:: DATA SUPPLIED ::

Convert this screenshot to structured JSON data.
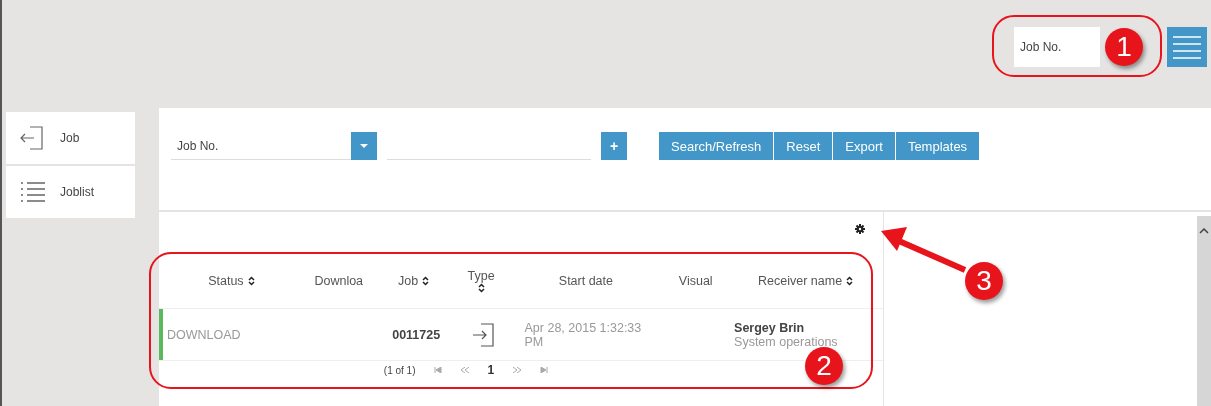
{
  "top_search": {
    "placeholder": "Job No."
  },
  "sidebar": {
    "items": [
      {
        "label": "Job",
        "kind": "enter"
      },
      {
        "label": "Joblist",
        "kind": "list"
      }
    ]
  },
  "filter": {
    "select_value": "Job No.",
    "add_label": "+",
    "buttons": [
      "Search/Refresh",
      "Reset",
      "Export",
      "Templates"
    ]
  },
  "table": {
    "columns": [
      {
        "label": "Status",
        "sortable": true
      },
      {
        "label": "Downloa",
        "sortable": false
      },
      {
        "label": "Job",
        "sortable": true
      },
      {
        "label": "Type",
        "sortable": true
      },
      {
        "label": "Start date",
        "sortable": false
      },
      {
        "label": "Visual",
        "sortable": false
      },
      {
        "label": "Receiver name",
        "sortable": true
      }
    ],
    "rows": [
      {
        "status": "DOWNLOAD",
        "color": "#5cb85c",
        "job": "0011725",
        "start_date": "Apr 28, 2015 1:32:33 PM",
        "receiver_name": "Sergey Brin",
        "receiver_role": "System operations"
      }
    ],
    "pager": {
      "summary": "(1 of 1)",
      "pages": [
        {
          "label": "1",
          "selected": true
        }
      ]
    }
  },
  "annotations": [
    {
      "label": "1"
    },
    {
      "label": "2"
    },
    {
      "label": "3"
    }
  ]
}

:::

**SHORT PROBLEM**
Strip out the images, then output the records above word for word.

**REPLY TO THE EXERCISE**
Convert this screenshot to structured JSON data.
{
  "top_search": {
    "placeholder": "Job No."
  },
  "sidebar": {
    "items": [
      {
        "label": "Job",
        "kind": "enter"
      },
      {
        "label": "Joblist",
        "kind": "list"
      }
    ]
  },
  "filter": {
    "select_value": "Job No.",
    "add_label": "+",
    "buttons": [
      "Search/Refresh",
      "Reset",
      "Export",
      "Templates"
    ]
  },
  "table": {
    "columns": [
      {
        "label": "Status",
        "sortable": true
      },
      {
        "label": "Downloa",
        "sortable": false
      },
      {
        "label": "Job",
        "sortable": true
      },
      {
        "label": "Type",
        "sortable": true
      },
      {
        "label": "Start date",
        "sortable": false
      },
      {
        "label": "Visual",
        "sortable": false
      },
      {
        "label": "Receiver name",
        "sortable": true
      }
    ],
    "rows": [
      {
        "status": "DOWNLOAD",
        "color": "#5cb85c",
        "job": "0011725",
        "start_date": "Apr 28, 2015 1:32:33 PM",
        "receiver_name": "Sergey Brin",
        "receiver_role": "System operations"
      }
    ],
    "pager": {
      "summary": "(1 of 1)",
      "pages": [
        {
          "label": "1",
          "selected": true
        }
      ]
    }
  },
  "annotations": [
    {
      "label": "1"
    },
    {
      "label": "2"
    },
    {
      "label": "3"
    }
  ]
}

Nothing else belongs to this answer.